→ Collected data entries
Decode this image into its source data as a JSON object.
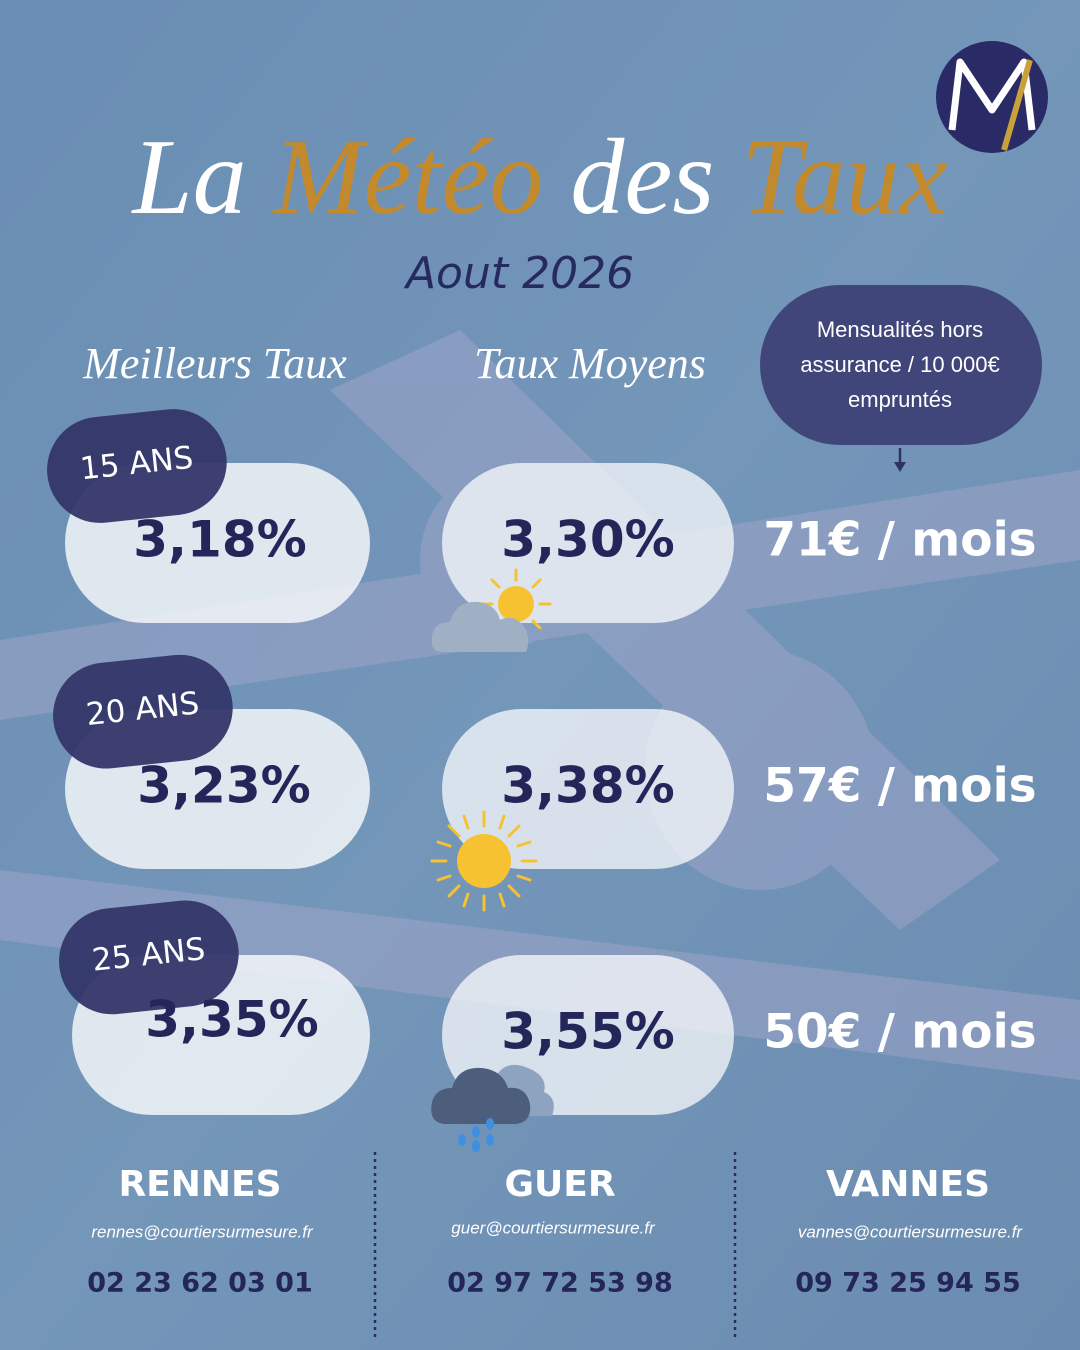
{
  "header": {
    "title": [
      "La",
      "Météo",
      "des",
      "Taux"
    ],
    "subtitle": "Aout 2026"
  },
  "columns": {
    "best": "Meilleurs Taux",
    "average": "Taux Moyens",
    "monthly": [
      "Mensualités hors",
      "assurance / 10 000€",
      "empruntés"
    ]
  },
  "rows": [
    {
      "duration": "15 ANS",
      "best": "3,18%",
      "average": "3,30%",
      "monthly": "71€ / mois"
    },
    {
      "duration": "20 ANS",
      "best": "3,23%",
      "average": "3,38%",
      "monthly": "57€ / mois"
    },
    {
      "duration": "25 ANS",
      "best": "3,35%",
      "average": "3,55%",
      "monthly": "50€ / mois"
    }
  ],
  "offices": [
    {
      "city": "RENNES",
      "email": "rennes@courtiersurmesure.fr",
      "phone": "02 23 62 03 01"
    },
    {
      "city": "GUER",
      "email": "guer@courtiersurmesure.fr",
      "phone": "02 97 72 53 98"
    },
    {
      "city": "VANNES",
      "email": "vannes@courtiersurmesure.fr",
      "phone": "09 73 25 94 55"
    }
  ]
}
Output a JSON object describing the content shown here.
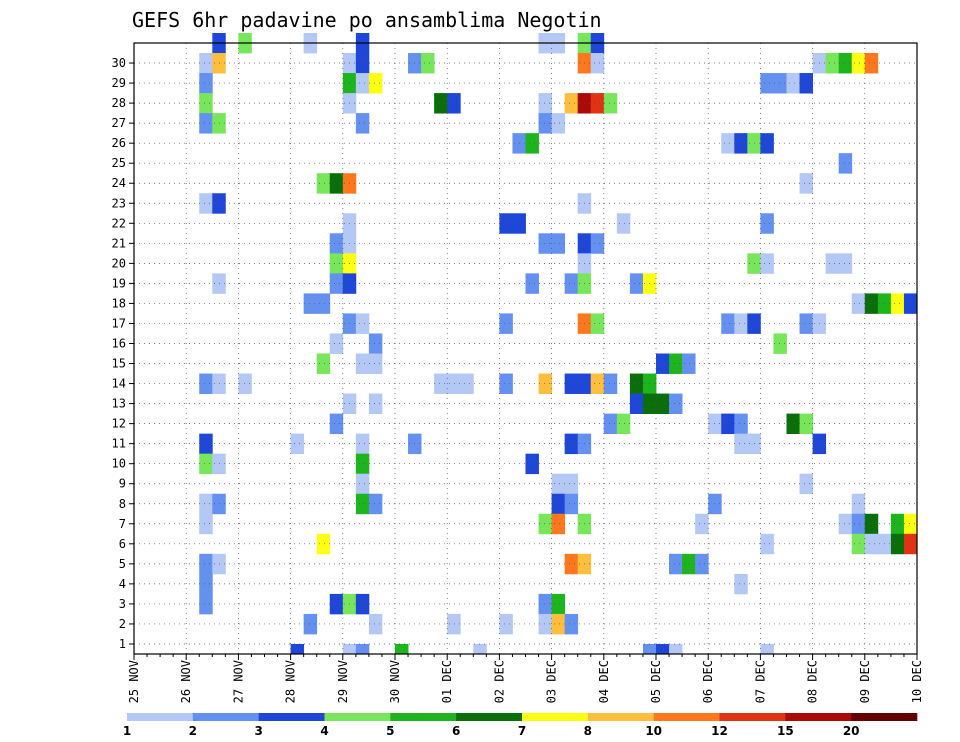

→ Short exercise
Copy each line that holds the word "object".

→ Answer
Decode this image into its source data as a JSON object.
Output a JSON object describing the content shown here.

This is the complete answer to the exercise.